# Records for the task:
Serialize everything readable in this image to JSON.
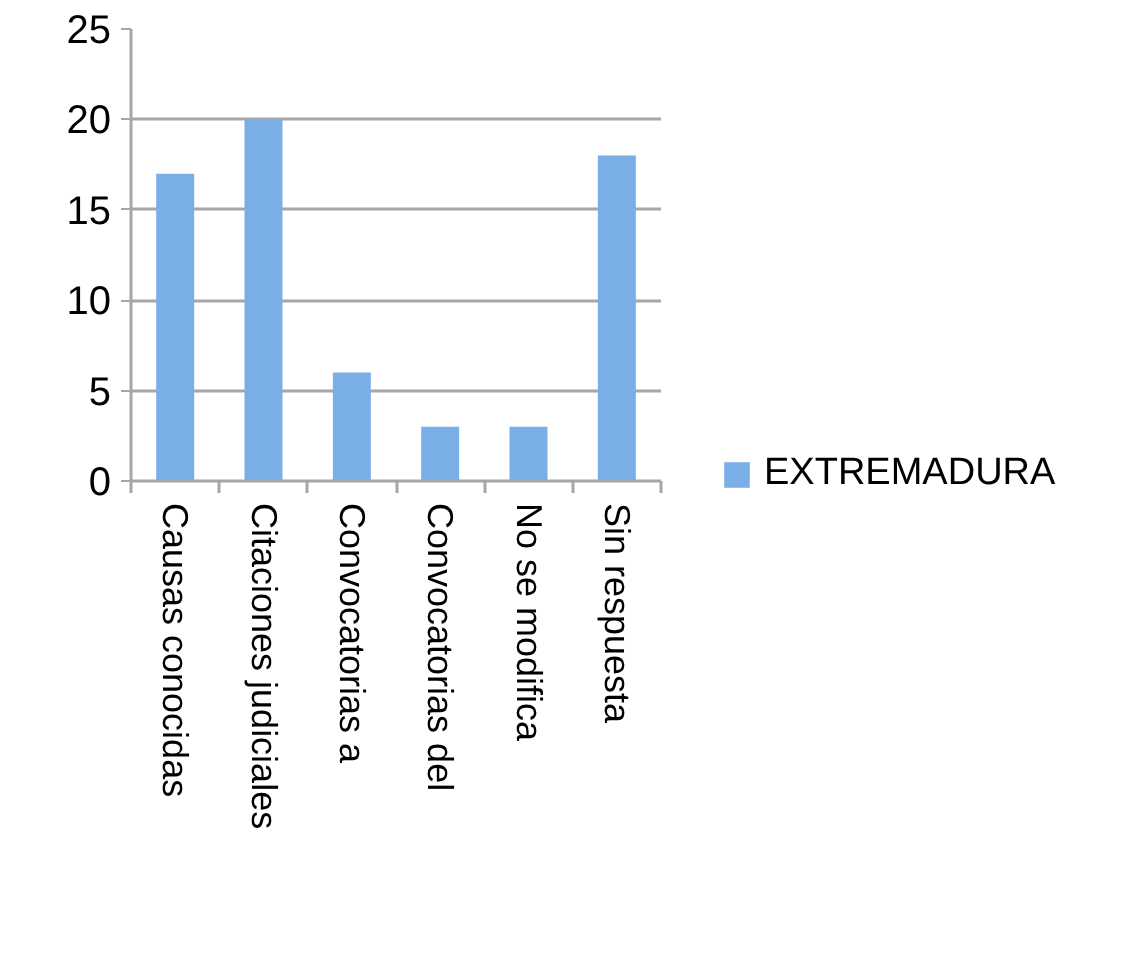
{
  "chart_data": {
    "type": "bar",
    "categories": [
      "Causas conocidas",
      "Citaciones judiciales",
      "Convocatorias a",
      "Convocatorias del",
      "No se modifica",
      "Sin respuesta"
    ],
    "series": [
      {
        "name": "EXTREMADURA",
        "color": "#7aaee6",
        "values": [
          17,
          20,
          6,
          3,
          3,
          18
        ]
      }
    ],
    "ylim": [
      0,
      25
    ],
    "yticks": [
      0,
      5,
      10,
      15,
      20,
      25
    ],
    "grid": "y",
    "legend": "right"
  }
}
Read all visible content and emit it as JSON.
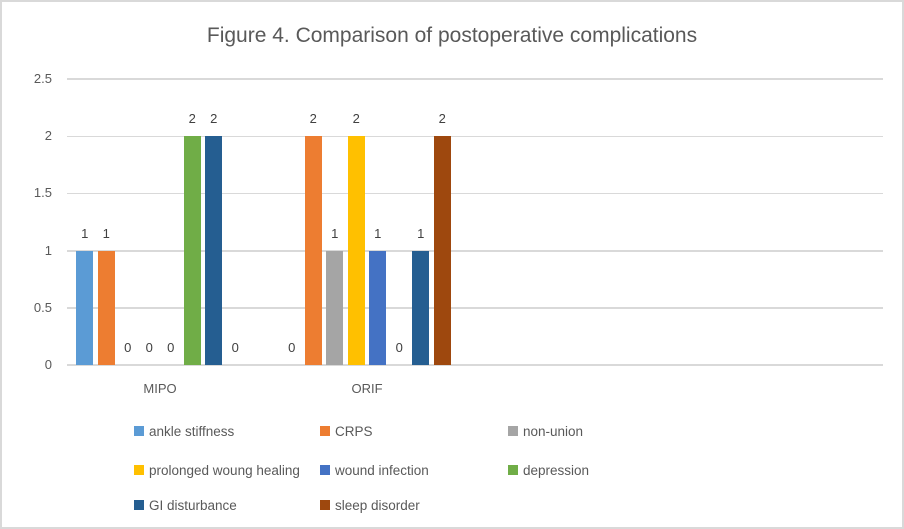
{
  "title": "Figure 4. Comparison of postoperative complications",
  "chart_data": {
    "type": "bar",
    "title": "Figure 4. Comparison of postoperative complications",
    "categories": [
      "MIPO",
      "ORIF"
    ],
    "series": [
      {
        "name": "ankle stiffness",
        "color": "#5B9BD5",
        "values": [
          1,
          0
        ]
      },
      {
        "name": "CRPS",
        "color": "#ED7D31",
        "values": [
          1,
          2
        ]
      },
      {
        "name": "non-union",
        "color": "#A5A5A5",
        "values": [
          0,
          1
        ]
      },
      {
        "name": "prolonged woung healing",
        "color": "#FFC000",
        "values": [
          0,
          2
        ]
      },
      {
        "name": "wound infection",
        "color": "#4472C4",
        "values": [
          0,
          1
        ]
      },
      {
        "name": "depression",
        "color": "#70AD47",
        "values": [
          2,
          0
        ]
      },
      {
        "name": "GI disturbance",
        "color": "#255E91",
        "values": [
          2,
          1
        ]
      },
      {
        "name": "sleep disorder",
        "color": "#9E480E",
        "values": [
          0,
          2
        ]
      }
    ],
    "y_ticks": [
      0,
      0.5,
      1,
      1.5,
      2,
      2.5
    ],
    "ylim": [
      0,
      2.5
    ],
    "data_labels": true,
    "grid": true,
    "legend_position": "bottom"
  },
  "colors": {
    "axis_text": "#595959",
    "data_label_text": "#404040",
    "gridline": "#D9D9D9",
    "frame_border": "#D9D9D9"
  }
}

# Stated task:
Please set down each line of the data above exactly as written, without the pictures.

# Task response:
Serialize everything readable in this image to JSON.
{
  "chart_data": {
    "type": "bar",
    "categories": [
      "Causas conocidas",
      "Citaciones judiciales",
      "Convocatorias a",
      "Convocatorias del",
      "No se modifica",
      "Sin respuesta"
    ],
    "series": [
      {
        "name": "EXTREMADURA",
        "color": "#7aaee6",
        "values": [
          17,
          20,
          6,
          3,
          3,
          18
        ]
      }
    ],
    "ylim": [
      0,
      25
    ],
    "yticks": [
      0,
      5,
      10,
      15,
      20,
      25
    ],
    "grid": "y",
    "legend": "right"
  }
}
Read all visible content and emit it as JSON.
{
  "title": "Figure 4. Comparison of postoperative complications",
  "chart_data": {
    "type": "bar",
    "title": "Figure 4. Comparison of postoperative complications",
    "categories": [
      "MIPO",
      "ORIF"
    ],
    "series": [
      {
        "name": "ankle stiffness",
        "color": "#5B9BD5",
        "values": [
          1,
          0
        ]
      },
      {
        "name": "CRPS",
        "color": "#ED7D31",
        "values": [
          1,
          2
        ]
      },
      {
        "name": "non-union",
        "color": "#A5A5A5",
        "values": [
          0,
          1
        ]
      },
      {
        "name": "prolonged woung healing",
        "color": "#FFC000",
        "values": [
          0,
          2
        ]
      },
      {
        "name": "wound infection",
        "color": "#4472C4",
        "values": [
          0,
          1
        ]
      },
      {
        "name": "depression",
        "color": "#70AD47",
        "values": [
          2,
          0
        ]
      },
      {
        "name": "GI disturbance",
        "color": "#255E91",
        "values": [
          2,
          1
        ]
      },
      {
        "name": "sleep disorder",
        "color": "#9E480E",
        "values": [
          0,
          2
        ]
      }
    ],
    "y_ticks": [
      0,
      0.5,
      1,
      1.5,
      2,
      2.5
    ],
    "ylim": [
      0,
      2.5
    ],
    "data_labels": true,
    "grid": true,
    "legend_position": "bottom"
  },
  "colors": {
    "axis_text": "#595959",
    "data_label_text": "#404040",
    "gridline": "#D9D9D9",
    "frame_border": "#D9D9D9"
  }
}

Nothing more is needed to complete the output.